> **Records provided**
******************************

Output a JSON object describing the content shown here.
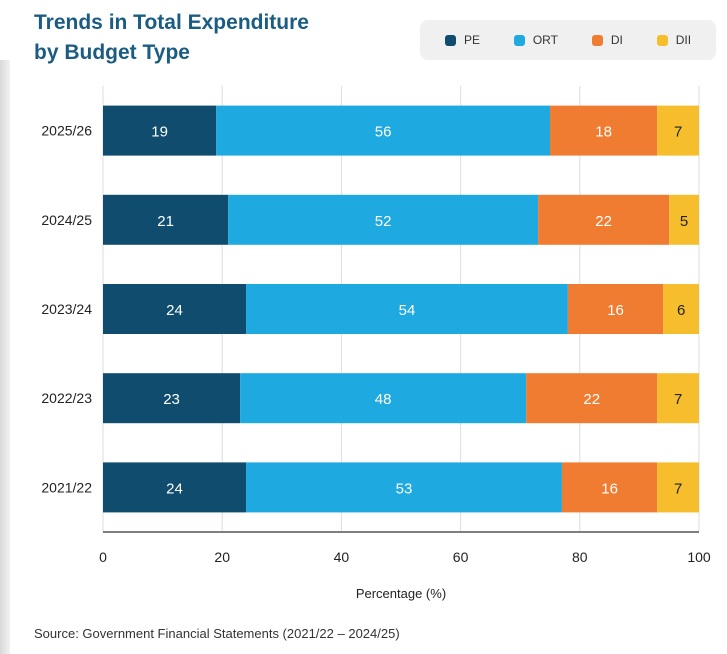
{
  "title_line1": "Trends in Total Expenditure",
  "title_line2": "by Budget Type",
  "source": "Source: Government Financial Statements (2021/22 – 2024/25)",
  "legend": [
    {
      "label": "PE",
      "color": "#0f4c6e"
    },
    {
      "label": "ORT",
      "color": "#1ea9e1"
    },
    {
      "label": "DI",
      "color": "#f07c32"
    },
    {
      "label": "DII",
      "color": "#f6be2c"
    }
  ],
  "chart_data": {
    "type": "bar",
    "orientation": "horizontal",
    "stacked": true,
    "title": "Trends in Total Expenditure by Budget Type",
    "xlabel": "Percentage (%)",
    "ylabel": "",
    "xlim": [
      0,
      100
    ],
    "xticks": [
      0,
      20,
      40,
      60,
      80,
      100
    ],
    "grid": true,
    "legend_position": "top-right",
    "categories": [
      "2025/26",
      "2024/25",
      "2023/24",
      "2022/23",
      "2021/22"
    ],
    "series": [
      {
        "name": "PE",
        "color": "#0f4c6e",
        "label_color": "#ffffff",
        "values": [
          19,
          21,
          24,
          23,
          24
        ]
      },
      {
        "name": "ORT",
        "color": "#1ea9e1",
        "label_color": "#ffffff",
        "values": [
          56,
          52,
          54,
          48,
          53
        ]
      },
      {
        "name": "DI",
        "color": "#f07c32",
        "label_color": "#ffffff",
        "values": [
          18,
          22,
          16,
          22,
          16
        ]
      },
      {
        "name": "DII",
        "color": "#f6be2c",
        "label_color": "#222222",
        "values": [
          7,
          5,
          6,
          7,
          7
        ]
      }
    ]
  }
}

******************************

> **Stated goal**
Copy the records above exactly. The pictures are not part of the copy.

> **Written solution**
Output a JSON object describing the content shown here.
{
  "title_line1": "Trends in Total Expenditure",
  "title_line2": "by Budget Type",
  "source": "Source: Government Financial Statements (2021/22 – 2024/25)",
  "legend": [
    {
      "label": "PE",
      "color": "#0f4c6e"
    },
    {
      "label": "ORT",
      "color": "#1ea9e1"
    },
    {
      "label": "DI",
      "color": "#f07c32"
    },
    {
      "label": "DII",
      "color": "#f6be2c"
    }
  ],
  "chart_data": {
    "type": "bar",
    "orientation": "horizontal",
    "stacked": true,
    "title": "Trends in Total Expenditure by Budget Type",
    "xlabel": "Percentage (%)",
    "ylabel": "",
    "xlim": [
      0,
      100
    ],
    "xticks": [
      0,
      20,
      40,
      60,
      80,
      100
    ],
    "grid": true,
    "legend_position": "top-right",
    "categories": [
      "2025/26",
      "2024/25",
      "2023/24",
      "2022/23",
      "2021/22"
    ],
    "series": [
      {
        "name": "PE",
        "color": "#0f4c6e",
        "label_color": "#ffffff",
        "values": [
          19,
          21,
          24,
          23,
          24
        ]
      },
      {
        "name": "ORT",
        "color": "#1ea9e1",
        "label_color": "#ffffff",
        "values": [
          56,
          52,
          54,
          48,
          53
        ]
      },
      {
        "name": "DI",
        "color": "#f07c32",
        "label_color": "#ffffff",
        "values": [
          18,
          22,
          16,
          22,
          16
        ]
      },
      {
        "name": "DII",
        "color": "#f6be2c",
        "label_color": "#222222",
        "values": [
          7,
          5,
          6,
          7,
          7
        ]
      }
    ]
  }
}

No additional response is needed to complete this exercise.